→ **Set task**:
Transcribe the entries below exactly; leave every image out.

→ **Data for processing**:
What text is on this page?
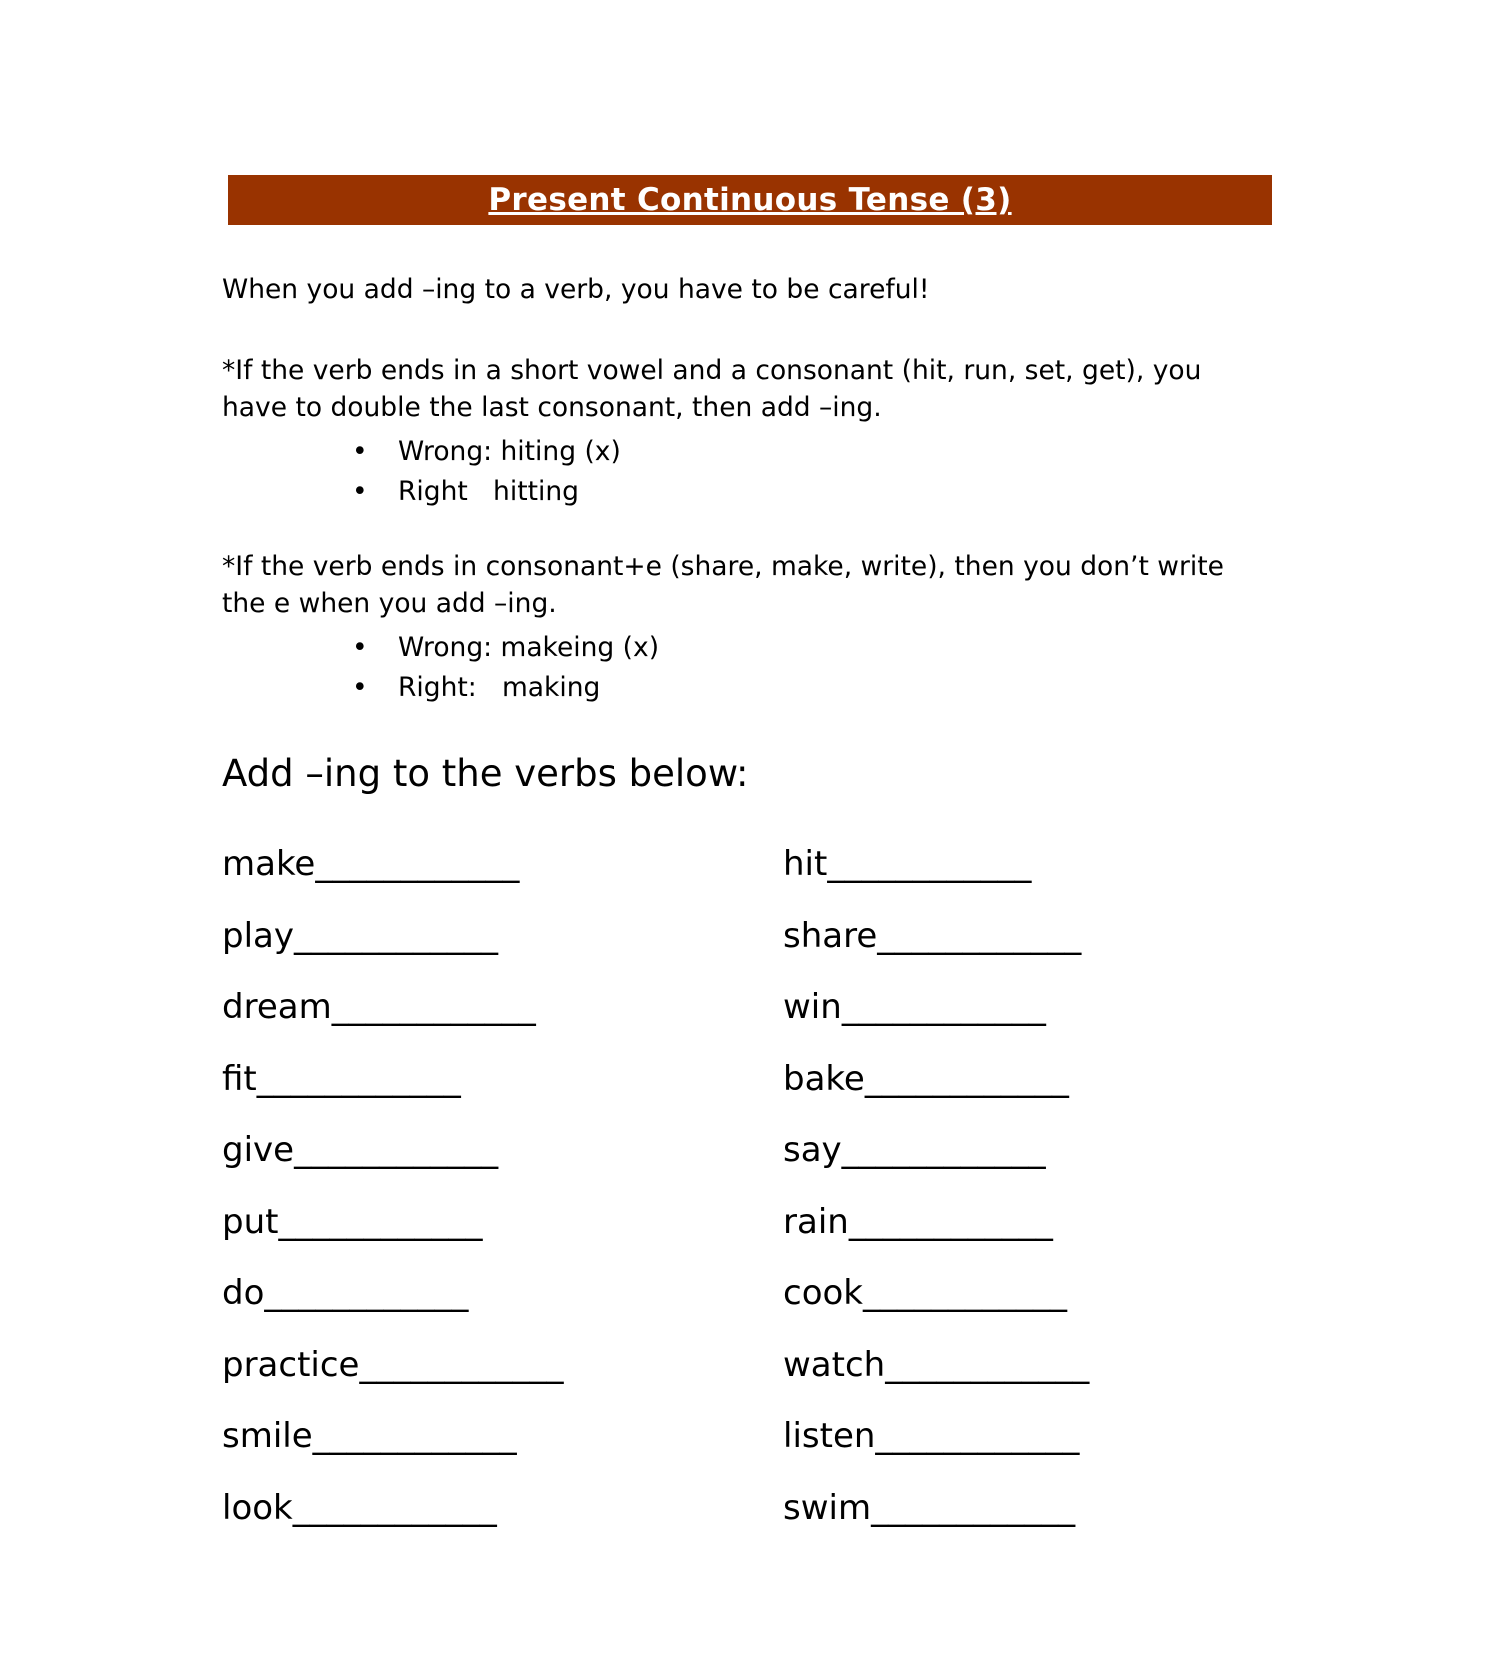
Present Continuous Tense (3)

When you add –ing to a verb, you have to be careful!

*If the verb ends in a short vowel and a consonant (hit, run, set, get), you have to double the last consonant, then add –ing.

•	Wrong: hiting (x)
•	Right   hitting

*If the verb ends in consonant+e (share, make, write), then you don’t write the e when you add –ing.

•	Wrong: makeing (x)
•	Right:   making
Add –ing to the verbs below:
make____________	hit____________
play____________	share____________
dream____________	win____________
fit____________	bake____________
give____________	say____________
put____________	rain____________
do____________	cook____________
practice____________	watch____________
smile____________	listen____________
look____________	swim____________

→ **In response**:
What text is on this page?
Present Continuous Tense (3)

When you add –ing to a verb, you have to be careful!

*If the verb ends in a short vowel and a consonant (hit, run, set, get), you have to double the last consonant, then add –ing.

•	Wrong: hiting (x)
•	Right   hitting

*If the verb ends in consonant+e (share, make, write), then you don’t write the e when you add –ing.

•	Wrong: makeing (x)
•	Right:   making
Add –ing to the verbs below:
make____________	hit____________
play____________	share____________
dream____________	win____________
fit____________	bake____________
give____________	say____________
put____________	rain____________
do____________	cook____________
practice____________	watch____________
smile____________	listen____________
look____________	swim____________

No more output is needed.